- Directions for this task: Lines that include the word "文体休闲服务类零售额保持两位数增长" are the ones to copy.
=== Data shown ===
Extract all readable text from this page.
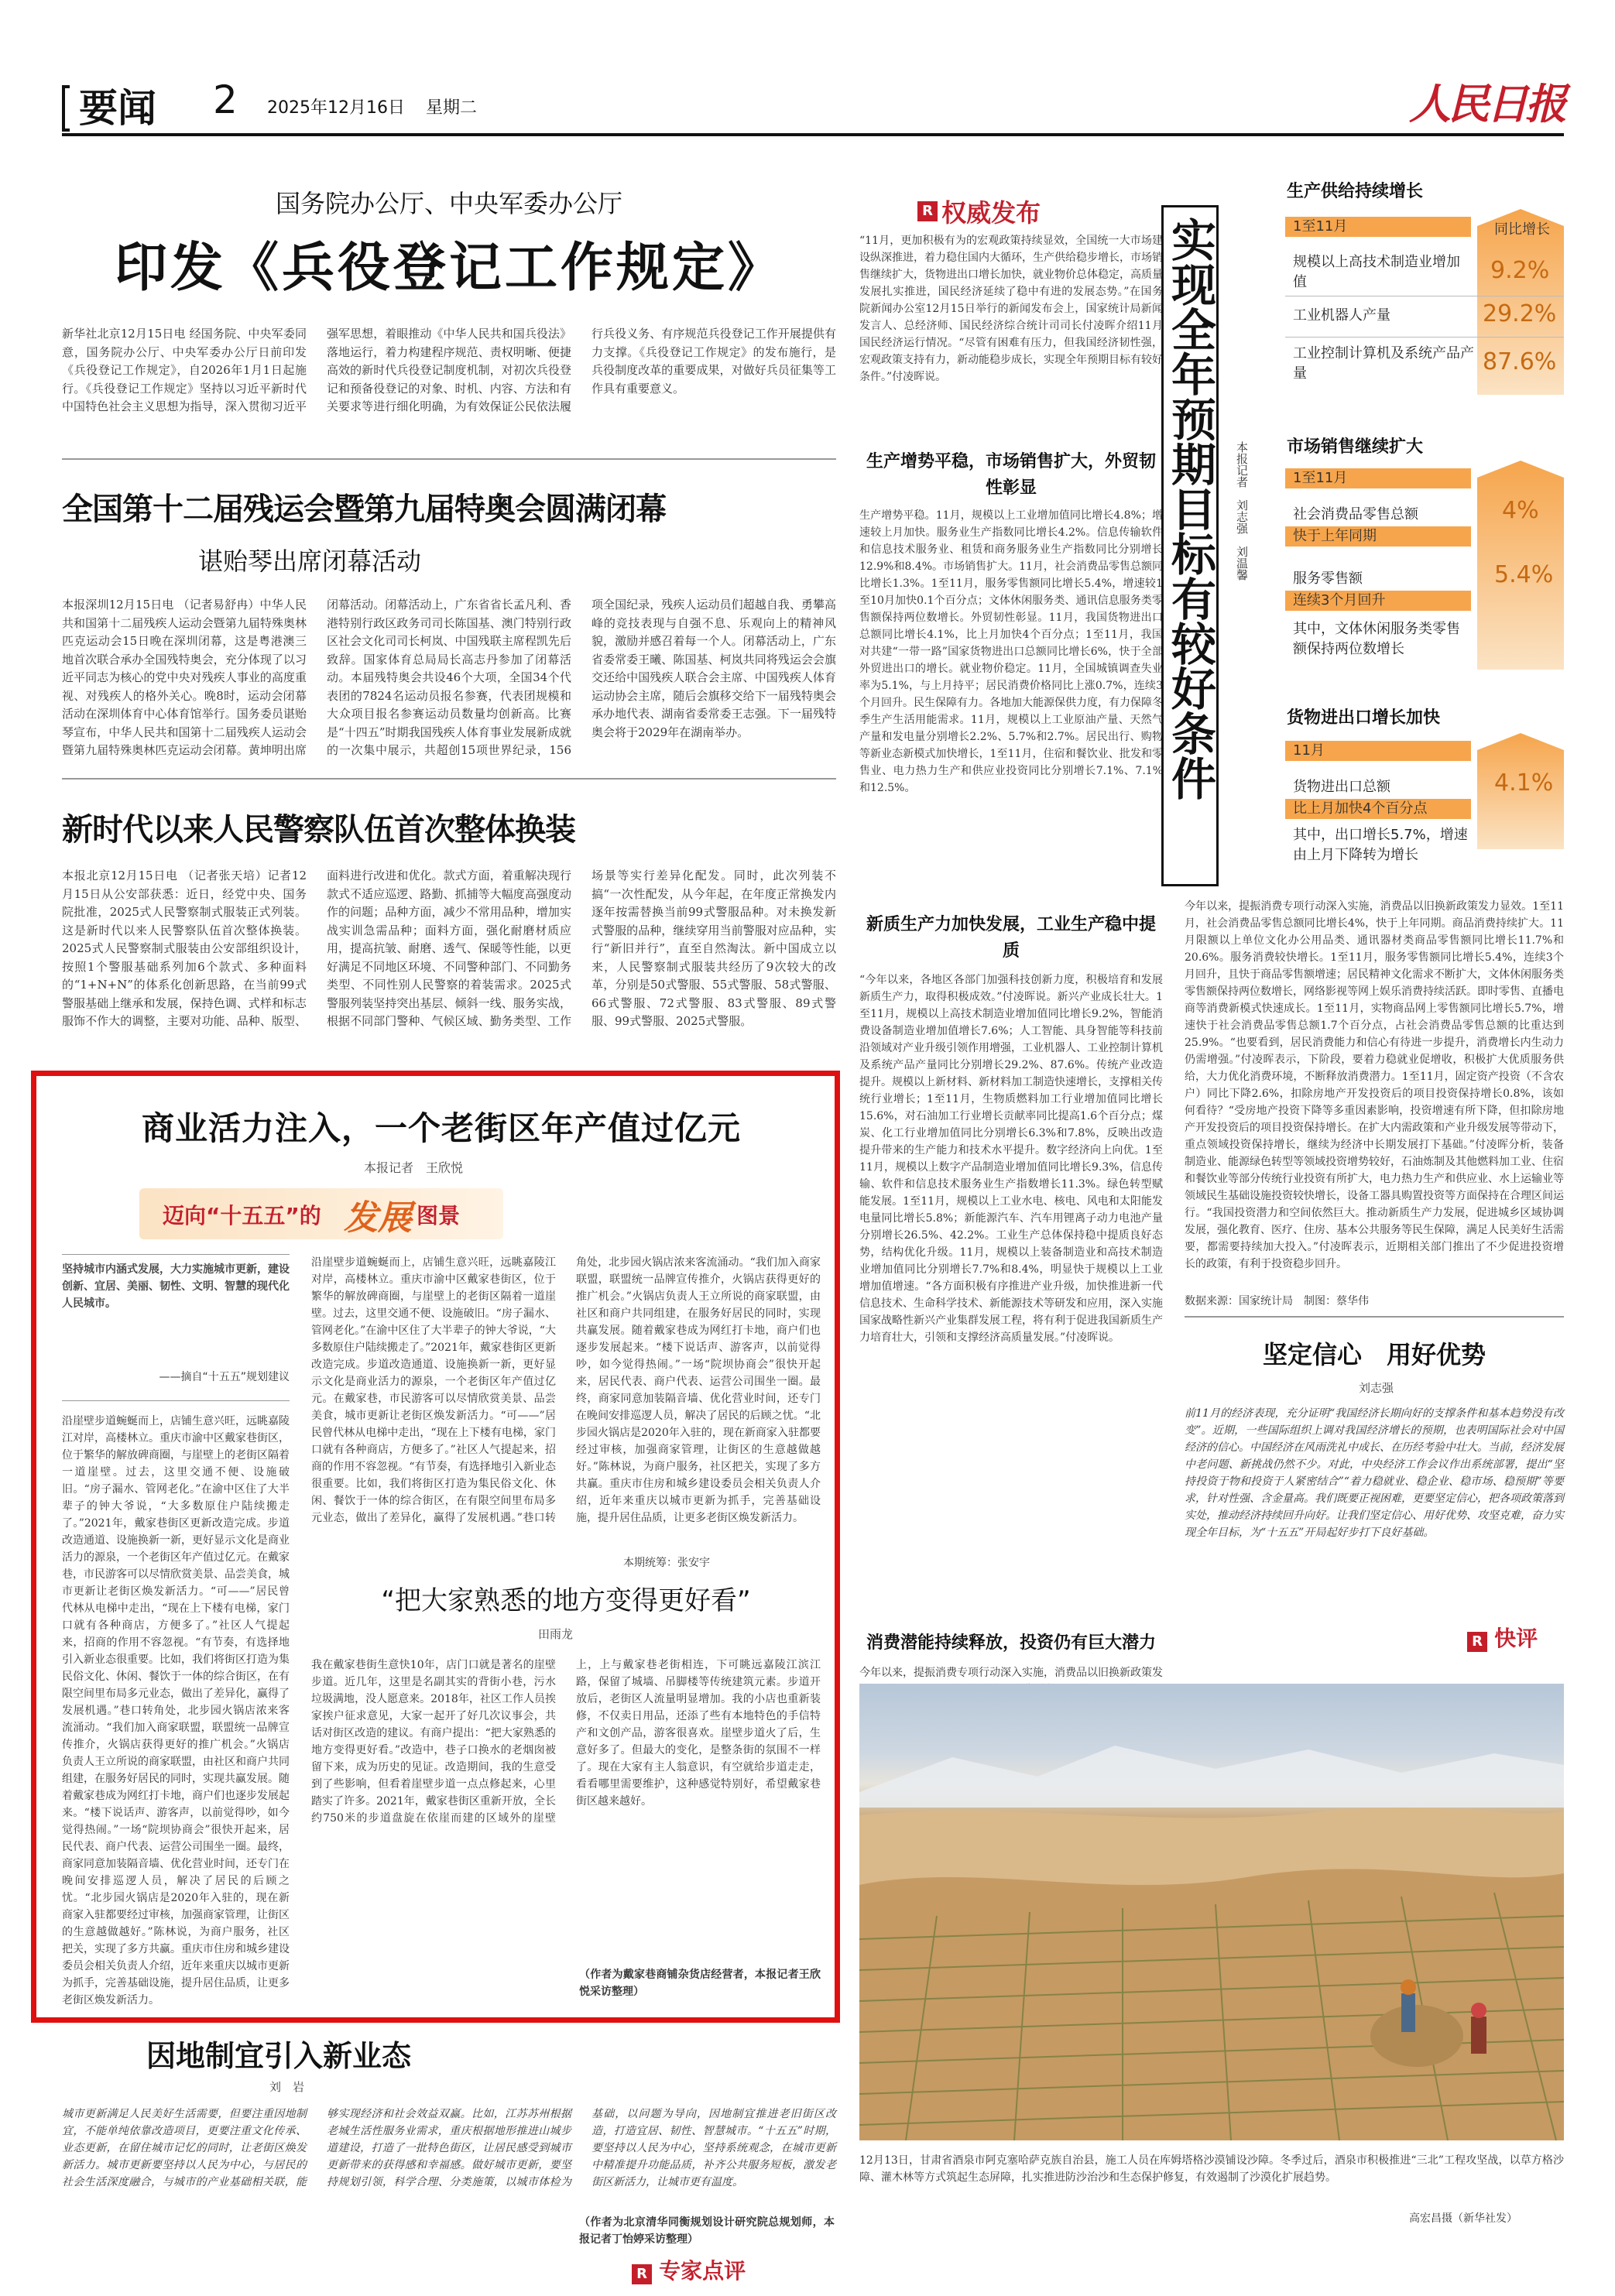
要闻 2 2025年12月16日 星期二	人民日报
国务院办公厅、中央军委办公厅
印发《兵役登记工作规定》
新华社北京12月15日电 经国务院、中央军委同意，国务院办公厅、中央军委办公厅日前印发《兵役登记工作规定》，自2026年1月1日起施行。《兵役登记工作规定》坚持以习近平新时代中国特色社会主义思想为指导，深入贯彻习近平强军思想，着眼推动《中华人民共和国兵役法》落地运行，着力构建程序规范、责权明晰、便捷高效的新时代兵役登记制度机制，对初次兵役登记和预备役登记的对象、时机、内容、方法和有关要求等进行细化明确，为有效保证公民依法履行兵役义务、有序规范兵役登记工作开展提供有力支撑。《兵役登记工作规定》的发布施行，是兵役制度改革的重要成果，对做好兵员征集等工作具有重要意义。
全国第十二届残运会暨第九届特奥会圆满闭幕
谌贻琴出席闭幕活动
本报深圳12月15日电 （记者易舒冉）中华人民共和国第十二届残疾人运动会暨第九届特殊奥林匹克运动会15日晚在深圳闭幕，这是粤港澳三地首次联合承办全国残特奥会，充分体现了以习近平同志为核心的党中央对残疾人事业的高度重视、对残疾人的格外关心。晚8时，运动会闭幕活动在深圳体育中心体育馆举行。国务委员谌贻琴宣布，中华人民共和国第十二届残疾人运动会暨第九届特殊奥林匹克运动会闭幕。黄坤明出席闭幕活动。闭幕活动上，广东省省长孟凡利、香港特别行政区政务司司长陈国基、澳门特别行政区社会文化司司长柯岚、中国残联主席程凯先后致辞。国家体育总局局长高志丹参加了闭幕活动。本届残特奥会共设46个大项，全国34个代表团的7824名运动员报名参赛，代表团规模和大众项目报名参赛运动员数量均创新高。比赛是“十四五”时期我国残疾人体育事业发展新成就的一次集中展示，共超创15项世界纪录，156项全国纪录，残疾人运动员们超越自我、勇攀高峰的竞技表现与自强不息、乐观向上的精神风貌，激励并感召着每一个人。闭幕活动上，广东省委常委王曦、陈国基、柯岚共同将残运会会旗交还给中国残疾人联合会主席、中国残疾人体育运动协会主席，随后会旗移交给下一届残特奥会承办地代表、湖南省委常委王志强。下一届残特奥会将于2029年在湖南举办。
新时代以来人民警察队伍首次整体换装
本报北京12月15日电 （记者张天培）记者12月15日从公安部获悉：近日，经党中央、国务院批准，2025式人民警察制式服装正式列装。这是新时代以来人民警察队伍首次整体换装。2025式人民警察制式服装由公安部组织设计，按照1个警服基础系列加6个款式、多种面料的“1+N+N”的体系化创新思路，在当前99式警服基础上继承和发展，保持色调、式样和标志服饰不作大的调整，主要对功能、品种、版型、面料进行改进和优化。款式方面，着重解决现行款式不适应巡逻、路勤、抓捕等大幅度高强度动作的问题；品种方面，减少不常用品种，增加实战实训急需品种；面料方面，强化耐磨材质应用，提高抗皱、耐磨、透气、保暖等性能，以更好满足不同地区环境、不同警种部门、不同勤务类型、不同性别人民警察的着装需求。2025式警服列装坚持突出基层、倾斜一线、服务实战，根据不同部门警种、气候区域、勤务类型、工作场景等实行差异化配发。同时，此次列装不搞“一次性配发，从今年起，在年度正常换发内逐年按需替换当前99式警服品种。对未换发新式警服的品种，继续穿用当前警服对应品种，实行“新旧并行”，直至自然淘汰。新中国成立以来，人民警察制式服装共经历了9次较大的改革，分别是50式警服、55式警服、58式警服、66式警服、72式警服、83式警服、89式警服、99式警服、2025式警服。
商业活力注入，一个老街区年产值过亿元
本报记者　王欣悦
迈向“十五五”的 发展 图景
坚持城市内涵式发展，大力实施城市更新，建设创新、宜居、美丽、韧性、文明、智慧的现代化人民城市。
——摘自“十五五”规划建议
沿崖壁步道蜿蜒而上，店铺生意兴旺，远眺嘉陵江对岸，高楼林立。重庆市渝中区戴家巷街区，位于繁华的解放碑商圈，与崖壁上的老街区隔着一道崖壁。过去，这里交通不便、设施破旧。“房子漏水、管网老化。”在渝中区住了大半辈子的钟大爷说，“大多数原住户陆续搬走了。”2021年，戴家巷街区更新改造完成。步道改造通道、设施换新一新，更好显示文化是商业活力的源泉，一个老街区年产值过亿元。在戴家巷，市民游客可以尽情欣赏美景、品尝美食，城市更新让老街区焕发新活力。“可——”居民曾代林从电梯中走出，“现在上下楼有电梯，家门口就有各种商店，方便多了。”社区人气提起来，招商的作用不容忽视。“有节奏，有选择地引入新业态很重要。比如，我们将街区打造为集民俗文化、休闲、餐饮于一体的综合街区，在有限空间里布局多元业态，做出了差异化，赢得了发展机遇。”巷口转角处，北步园火锅店浓来客流涌动。“我们加入商家联盟，联盟统一品牌宣传推介，火锅店获得更好的推广机会。”火锅店负责人王立所说的商家联盟，由社区和商户共同组建，在服务好居民的同时，实现共赢发展。随着戴家巷成为网红打卡地，商户们也逐步发展起来。“楼下说话声、游客声，以前觉得吵，如今觉得热闹。”一场“院坝协商会”很快开起来，居民代表、商户代表、运营公司围坐一圈。最终，商家同意加装隔音墙、优化营业时间，还专门在晚间安排巡逻人员，解决了居民的后顾之忧。“北步园火锅店是2020年入驻的，现在新商家入驻都要经过审核，加强商家管理，让街区的生意越做越好。”陈林说，为商户服务，社区把关，实现了多方共赢。重庆市住房和城乡建设委员会相关负责人介绍，近年来重庆以城市更新为抓手，完善基础设施，提升居住品质，让更多老街区焕发新活力。
沿崖壁步道蜿蜒而上，店铺生意兴旺，远眺嘉陵江对岸，高楼林立。重庆市渝中区戴家巷街区，位于繁华的解放碑商圈，与崖壁上的老街区隔着一道崖壁。过去，这里交通不便、设施破旧。“房子漏水、管网老化。”在渝中区住了大半辈子的钟大爷说，“大多数原住户陆续搬走了。”2021年，戴家巷街区更新改造完成。步道改造通道、设施换新一新，更好显示文化是商业活力的源泉，一个老街区年产值过亿元。在戴家巷，市民游客可以尽情欣赏美景、品尝美食，城市更新让老街区焕发新活力。“可——”居民曾代林从电梯中走出，“现在上下楼有电梯，家门口就有各种商店，方便多了。”社区人气提起来，招商的作用不容忽视。“有节奏，有选择地引入新业态很重要。比如，我们将街区打造为集民俗文化、休闲、餐饮于一体的综合街区，在有限空间里布局多元业态，做出了差异化，赢得了发展机遇。”巷口转角处，北步园火锅店浓来客流涌动。“我们加入商家联盟，联盟统一品牌宣传推介，火锅店获得更好的推广机会。”火锅店负责人王立所说的商家联盟，由社区和商户共同组建，在服务好居民的同时，实现共赢发展。随着戴家巷成为网红打卡地，商户们也逐步发展起来。“楼下说话声、游客声，以前觉得吵，如今觉得热闹。”一场“院坝协商会”很快开起来，居民代表、商户代表、运营公司围坐一圈。最终，商家同意加装隔音墙、优化营业时间，还专门在晚间安排巡逻人员，解决了居民的后顾之忧。“北步园火锅店是2020年入驻的，现在新商家入驻都要经过审核，加强商家管理，让街区的生意越做越好。”陈林说，为商户服务，社区把关，实现了多方共赢。重庆市住房和城乡建设委员会相关负责人介绍，近年来重庆以城市更新为抓手，完善基础设施，提升居住品质，让更多老街区焕发新活力。
本期统筹：张安宇
“把大家熟悉的地方变得更好看”
田雨龙
我在戴家巷街生意快10年，店门口就是著名的崖壁步道。近几年，这里是名副其实的背街小巷，污水垃圾满地，没人愿意来。2018年，社区工作人员挨家挨户征求意见，大家一起开了好几次议事会，共话对街区改造的建议。有商户提出：“把大家熟悉的地方变得更好看。”改造中，巷子口换水的老烟囱被留下来，成为历史的见证。改造期间，我的生意受到了些影响，但看着崖壁步道一点点修起来，心里踏实了许多。2021年，戴家巷街区重新开放，全长约750米的步道盘旋在依崖而建的区域外的崖壁上，上与戴家巷老街相连，下可眺远嘉陵江滨江路，保留了城墙、吊脚楼等传统建筑元素。步道开放后，老街区人流量明显增加。我的小店也重新装修，不仅卖日用品，还添了些有本地特色的手信特产和文创产品，游客很喜欢。崖壁步道火了后，生意好多了。但最大的变化，是整条街的氛围不一样了。现在大家有主人翁意识，有空就给步道走走，看看哪里需要维护，这种感觉特别好，希望戴家巷街区越来越好。
（作者为戴家巷商铺杂货店经营者，本报记者王欣悦采访整理）
因地制宜引入新业态
刘　岩
城市更新满足人民美好生活需要，但要注重因地制宜，不能单纯依靠改造项目，更要注重文化传承、业态更新，在留住城市记忆的同时，让老街区焕发新活力。城市更新要坚持以人民为中心，与居民的社会生活深度融合，与城市的产业基础相关联，能够实现经济和社会效益双赢。比如，江苏苏州根据老城生活性服务业需求，重庆根据地形推进山城步道建设，打造了一批特色街区，让居民感受到城市更新带来的获得感和幸福感。做好城市更新，要坚持规划引领，科学合理、分类施策，以城市体检为基础，以问题为导向，因地制宜推进老旧街区改造，打造宜居、韧性、智慧城市。“十五五”时期，要坚持以人民为中心，坚持系统观念，在城市更新中精准提升功能品质，补齐公共服务短板，激发老街区新活力，让城市更有温度。
（作者为北京清华同衡规划设计研究院总规划师，本报记者丁怡婷采访整理）
R 专家点评
R 权威发布
“11月，更加积极有为的宏观政策持续显效，全国统一大市场建设纵深推进，着力稳住国内大循环，生产供给稳步增长，市场销售继续扩大，货物进出口增长加快，就业物价总体稳定，高质量发展扎实推进，国民经济延续了稳中有进的发展态势。”在国务院新闻办公室12月15日举行的新闻发布会上，国家统计局新闻发言人、总经济师、国民经济综合统计司司长付凌晖介绍11月国民经济运行情况。“尽管有困难有压力，但我国经济韧性强，宏观政策支持有力，新动能稳步成长，实现全年预期目标有较好条件。”付凌晖说。
生产增势平稳，市场销售扩大，外贸韧性彰显
生产增势平稳。11月，规模以上工业增加值同比增长4.8%；增速较上月加快。服务业生产指数同比增长4.2%。信息传输软件和信息技术服务业、租赁和商务服务业生产指数同比分别增长12.9%和8.4%。市场销售扩大。11月，社会消费品零售总额同比增长1.3%。1至11月，服务零售额同比增长5.4%，增速较1至10月加快0.1个百分点；文体休闲服务类、通讯信息服务类零售额保持两位数增长。外贸韧性彰显。11月，我国货物进出口总额同比增长4.1%，比上月加快4个百分点；1至11月，我国对共建“一带一路”国家货物进出口总额同比增长6%，快于全部外贸进出口的增长。就业物价稳定。11月，全国城镇调查失业率为5.1%，与上月持平；居民消费价格同比上涨0.7%，连续3个月回升。民生保障有力。各地加大能源保供力度，有力保障冬季生产生活用能需求。11月，规模以上工业原油产量、天然气产量和发电量分别增长2.2%、5.7%和2.7%。居民出行、购物等新业态新模式加快增长，1至11月，住宿和餐饮业、批发和零售业、电力热力生产和供应业投资同比分别增长7.1%、7.1%和12.5%。
新质生产力加快发展，工业生产稳中提质
“今年以来，各地区各部门加强科技创新力度，积极培育和发展新质生产力，取得积极成效。”付凌晖说。新兴产业成长壮大。1至11月，规模以上高技术制造业增加值同比增长9.2%，智能消费设备制造业增加值增长7.6%；人工智能、具身智能等科技前沿领域对产业升级引领作用增强，工业机器人、工业控制计算机及系统产品产量同比分别增长29.2%、87.6%。传统产业改造提升。规模以上新材料、新材料加工制造快速增长，支撑相关传统行业增长；1至11月，生物质燃料加工行业增加值同比增长15.6%，对石油加工行业增长贡献率同比提高1.6个百分点；煤炭、化工行业增加值同比分别增长6.3%和7.8%，反映出改造提升带来的生产能力和技术水平提升。数字经济向上向优。1至11月，规模以上数字产品制造业增加值同比增长9.3%，信息传输、软件和信息技术服务业生产指数增长11.3%。绿色转型赋能发展。1至11月，规模以上工业水电、核电、风电和太阳能发电量同比增长5.8%；新能源汽车、汽车用锂离子动力电池产量分别增长26.5%、42.2%。工业生产总体保持稳中提质良好态势，结构优化升级。11月，规模以上装备制造业和高技术制造业增加值同比分别增长7.7%和8.4%，明显快于规模以上工业增加值增速。“各方面积极有序推进产业升级，加快推进新一代信息技术、生命科学技术、新能源技术等研发和应用，深入实施国家战略性新兴产业集群发展工程，将有利于促进我国新质生产力培育壮大，引领和支撑经济高质量发展。”付凌晖说。
消费潜能持续释放，投资仍有巨大潜力
今年以来，提振消费专项行动深入实施，消费品以旧换新政策发
实现全年预期目标有较好条件	本报记者　刘志强　刘温馨
生产供给持续增长
1至11月	同比增长
规模以上高技术制造业增加值	9.2%
工业机器人产量	29.2%
工业控制计算机及系统产品产量	87.6%
市场销售继续扩大
1至11月
社会消费品零售总额	4%
快于上年同期
服务零售额	5.4%
连续3个月回升
其中，文体休闲服务类零售额保持两位数增长
货物进出口增长加快
11月
货物进出口总额	4.1%
比上月加快4个百分点
其中，出口增长5.7%，增速由上月下降转为增长
今年以来，提振消费专项行动深入实施，消费品以旧换新政策发力显效。1至11月，社会消费品零售总额同比增长4%，快于上年同期。商品消费持续扩大。11月限额以上单位文化办公用品类、通讯器材类商品零售额同比增长11.7%和20.6%。服务消费较快增长。1至11月，服务零售额同比增长5.4%，连续3个月回升，且快于商品零售额增速；居民精神文化需求不断扩大，文体休闲服务类零售额保持两位数增长，网络影视等网上娱乐消费持续活跃。即时零售、直播电商等消费新模式快速成长。1至11月，实物商品网上零售额同比增长5.7%，增速快于社会消费品零售总额1.7个百分点，占社会消费品零售总额的比重达到25.9%。“也要看到，居民消费能力和信心有待进一步提升，消费增长内生动力仍需增强。”付凌晖表示，下阶段，要着力稳就业促增收，积极扩大优质服务供给，大力优化消费环境，不断释放消费潜力。1至11月，固定资产投资（不含农户）同比下降2.6%，扣除房地产开发投资后的项目投资保持增长0.8%，该如何看待？“受房地产投资下降等多重因素影响，投资增速有所下降，但扣除房地产开发投资后的项目投资保持增长。在扩大内需政策和产业升级发展等带动下，重点领域投资保持增长，继续为经济中长期发展打下基础。”付凌晖分析，装备制造业、能源绿色转型等领域投资增势较好，石油炼制及其他燃料加工业、住宿和餐饮业等部分传统行业投资有所扩大，电力热力生产和供应业、水上运输业等领域民生基础设施投资较快增长，设备工器具购置投资等方面保持在合理区间运行。“我国投资潜力和空间依然巨大。推动新质生产力发展，促进城乡区域协调发展，强化教育、医疗、住房、基本公共服务等民生保障，满足人民美好生活需要，都需要持续加大投入。”付凌晖表示，近期相关部门推出了不少促进投资增长的政策，有利于投资稳步回升。
数据来源：国家统计局　制图：蔡华伟
坚定信心　用好优势
刘志强
前11月的经济表现，充分证明“我国经济长期向好的支撑条件和基本趋势没有改变”。近期，一些国际组织上调对我国经济增长的预期，也表明国际社会对中国经济的信心。中国经济在风雨洗礼中成长、在历经考验中壮大。当前，经济发展中老问题、新挑战仍然不少。对此，中央经济工作会议作出系统部署，提出“坚持投资于物和投资于人紧密结合”“着力稳就业、稳企业、稳市场、稳预期”等要求，针对性强、含金量高。我们既要正视困难，更要坚定信心，把各项政策落到实处，推动经济持续回升向好。让我们坚定信心、用好优势、攻坚克难，奋力实现全年目标，为“十五五”开局起好步打下良好基础。
R 快评
12月13日，甘肃省酒泉市阿克塞哈萨克族自治县，施工人员在库姆塔格沙漠铺设沙障。冬季过后，酒泉市积极推进“三北”工程攻坚战，以草方格沙障、灌木林等方式筑起生态屏障，扎实推进防沙治沙和生态保护修复，有效遏制了沙漠化扩展趋势。
高宏昌摄（新华社发）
===
- Answer below:
其中，文体休闲服务类零售额保持两位数增长
今年以来，提振消费专项行动深入实施，消费品以旧换新政策发力显效。1至11月，社会消费品零售总额同比增长4%，快于上年同期。商品消费持续扩大。11月限额以上单位文化办公用品类、通讯器材类商品零售额同比增长11.7%和20.6%。服务消费较快增长。1至11月，服务零售额同比增长5.4%，连续3个月回升，且快于商品零售额增速；居民精神文化需求不断扩大，文体休闲服务类零售额保持两位数增长，网络影视等网上娱乐消费持续活跃。即时零售、直播电商等消费新模式快速成长。1至11月，实物商品网上零售额同比增长5.7%，增速快于社会消费品零售总额1.7个百分点，占社会消费品零售总额的比重达到25.9%。“也要看到，居民消费能力和信心有待进一步提升，消费增长内生动力仍需增强。”付凌晖表示，下阶段，要着力稳就业促增收，积极扩大优质服务供给，大力优化消费环境，不断释放消费潜力。1至11月，固定资产投资（不含农户）同比下降2.6%，扣除房地产开发投资后的项目投资保持增长0.8%，该如何看待？“受房地产投资下降等多重因素影响，投资增速有所下降，但扣除房地产开发投资后的项目投资保持增长。在扩大内需政策和产业升级发展等带动下，重点领域投资保持增长，继续为经济中长期发展打下基础。”付凌晖分析，装备制造业、能源绿色转型等领域投资增势较好，石油炼制及其他燃料加工业、住宿和餐饮业等部分传统行业投资有所扩大，电力热力生产和供应业、水上运输业等领域民生基础设施投资较快增长，设备工器具购置投资等方面保持在合理区间运行。“我国投资潜力和空间依然巨大。推动新质生产力发展，促进城乡区域协调发展，强化教育、医疗、住房、基本公共服务等民生保障，满足人民美好生活需要，都需要持续加大投入。”付凌晖表示，近期相关部门推出了不少促进投资增长的政策，有利于投资稳步回升。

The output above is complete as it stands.